PROBLEM TO WORK ON: State the number of lines where "label" appears. Add nothing else.

=== MATERIAL FOR THIS EXERCISE ===

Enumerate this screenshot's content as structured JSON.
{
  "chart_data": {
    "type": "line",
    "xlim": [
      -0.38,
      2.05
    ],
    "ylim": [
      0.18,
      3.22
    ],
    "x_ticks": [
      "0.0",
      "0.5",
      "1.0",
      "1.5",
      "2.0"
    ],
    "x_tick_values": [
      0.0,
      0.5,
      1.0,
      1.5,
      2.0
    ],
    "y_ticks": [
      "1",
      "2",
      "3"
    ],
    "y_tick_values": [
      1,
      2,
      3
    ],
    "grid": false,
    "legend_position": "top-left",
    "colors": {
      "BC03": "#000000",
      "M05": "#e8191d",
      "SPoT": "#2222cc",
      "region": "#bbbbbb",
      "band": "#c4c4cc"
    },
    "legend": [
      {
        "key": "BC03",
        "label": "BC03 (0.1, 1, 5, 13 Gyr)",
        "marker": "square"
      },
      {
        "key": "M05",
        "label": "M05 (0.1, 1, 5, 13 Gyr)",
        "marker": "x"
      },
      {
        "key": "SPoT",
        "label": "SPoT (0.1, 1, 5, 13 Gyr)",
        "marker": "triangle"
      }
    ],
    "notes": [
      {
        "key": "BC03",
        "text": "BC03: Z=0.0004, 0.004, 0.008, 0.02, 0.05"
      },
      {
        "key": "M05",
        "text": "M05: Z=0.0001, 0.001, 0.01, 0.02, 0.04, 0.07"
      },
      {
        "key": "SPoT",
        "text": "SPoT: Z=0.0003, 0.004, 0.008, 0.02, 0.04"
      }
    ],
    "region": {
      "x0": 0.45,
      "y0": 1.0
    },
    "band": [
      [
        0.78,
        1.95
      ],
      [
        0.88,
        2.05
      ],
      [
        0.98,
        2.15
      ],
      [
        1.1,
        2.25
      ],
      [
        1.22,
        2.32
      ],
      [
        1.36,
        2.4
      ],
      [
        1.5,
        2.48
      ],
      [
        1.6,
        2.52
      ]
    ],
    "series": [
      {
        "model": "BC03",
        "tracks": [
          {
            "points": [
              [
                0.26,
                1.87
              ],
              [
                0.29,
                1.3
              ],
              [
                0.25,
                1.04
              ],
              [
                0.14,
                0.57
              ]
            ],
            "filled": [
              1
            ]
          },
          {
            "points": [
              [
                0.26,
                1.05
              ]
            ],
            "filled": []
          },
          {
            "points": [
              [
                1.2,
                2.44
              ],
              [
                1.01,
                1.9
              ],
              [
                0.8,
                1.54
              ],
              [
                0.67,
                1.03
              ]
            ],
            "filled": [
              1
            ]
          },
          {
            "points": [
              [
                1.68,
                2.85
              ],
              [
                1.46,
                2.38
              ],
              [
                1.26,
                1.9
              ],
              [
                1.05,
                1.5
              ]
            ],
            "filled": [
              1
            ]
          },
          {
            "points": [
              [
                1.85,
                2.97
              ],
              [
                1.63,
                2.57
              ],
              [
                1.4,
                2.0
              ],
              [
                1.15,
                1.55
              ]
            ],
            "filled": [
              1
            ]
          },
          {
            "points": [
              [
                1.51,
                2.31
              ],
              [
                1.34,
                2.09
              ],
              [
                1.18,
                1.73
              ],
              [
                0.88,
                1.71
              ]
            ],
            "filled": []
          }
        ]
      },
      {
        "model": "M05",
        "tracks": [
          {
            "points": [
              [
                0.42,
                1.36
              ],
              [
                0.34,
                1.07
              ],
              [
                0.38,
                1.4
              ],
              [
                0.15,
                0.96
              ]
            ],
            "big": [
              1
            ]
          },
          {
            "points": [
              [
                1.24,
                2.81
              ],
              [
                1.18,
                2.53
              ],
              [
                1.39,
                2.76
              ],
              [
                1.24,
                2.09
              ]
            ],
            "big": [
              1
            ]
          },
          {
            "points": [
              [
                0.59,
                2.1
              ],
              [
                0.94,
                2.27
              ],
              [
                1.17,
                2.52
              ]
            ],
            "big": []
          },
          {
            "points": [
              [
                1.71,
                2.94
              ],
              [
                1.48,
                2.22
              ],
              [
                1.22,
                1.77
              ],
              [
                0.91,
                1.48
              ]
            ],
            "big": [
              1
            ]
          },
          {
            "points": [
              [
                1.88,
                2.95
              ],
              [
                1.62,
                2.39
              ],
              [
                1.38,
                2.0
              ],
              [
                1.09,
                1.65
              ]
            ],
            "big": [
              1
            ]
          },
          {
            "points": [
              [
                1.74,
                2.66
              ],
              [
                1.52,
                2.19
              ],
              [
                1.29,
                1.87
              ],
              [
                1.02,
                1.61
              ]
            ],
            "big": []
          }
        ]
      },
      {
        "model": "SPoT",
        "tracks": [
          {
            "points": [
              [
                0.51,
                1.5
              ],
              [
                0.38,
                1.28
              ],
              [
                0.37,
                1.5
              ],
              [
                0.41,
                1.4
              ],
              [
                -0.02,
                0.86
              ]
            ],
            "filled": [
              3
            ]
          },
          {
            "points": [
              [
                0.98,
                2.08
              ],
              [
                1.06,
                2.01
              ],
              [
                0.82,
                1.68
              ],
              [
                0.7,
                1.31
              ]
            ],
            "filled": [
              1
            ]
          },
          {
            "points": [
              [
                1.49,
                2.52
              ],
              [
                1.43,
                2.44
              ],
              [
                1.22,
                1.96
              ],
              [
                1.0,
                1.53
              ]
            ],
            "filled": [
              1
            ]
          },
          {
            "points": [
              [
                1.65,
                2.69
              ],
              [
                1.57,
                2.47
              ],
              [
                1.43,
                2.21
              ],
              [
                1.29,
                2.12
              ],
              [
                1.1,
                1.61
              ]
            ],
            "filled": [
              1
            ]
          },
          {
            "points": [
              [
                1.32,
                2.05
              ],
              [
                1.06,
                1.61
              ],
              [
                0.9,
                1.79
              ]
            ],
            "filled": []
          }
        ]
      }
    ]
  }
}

===

ANSWER: 3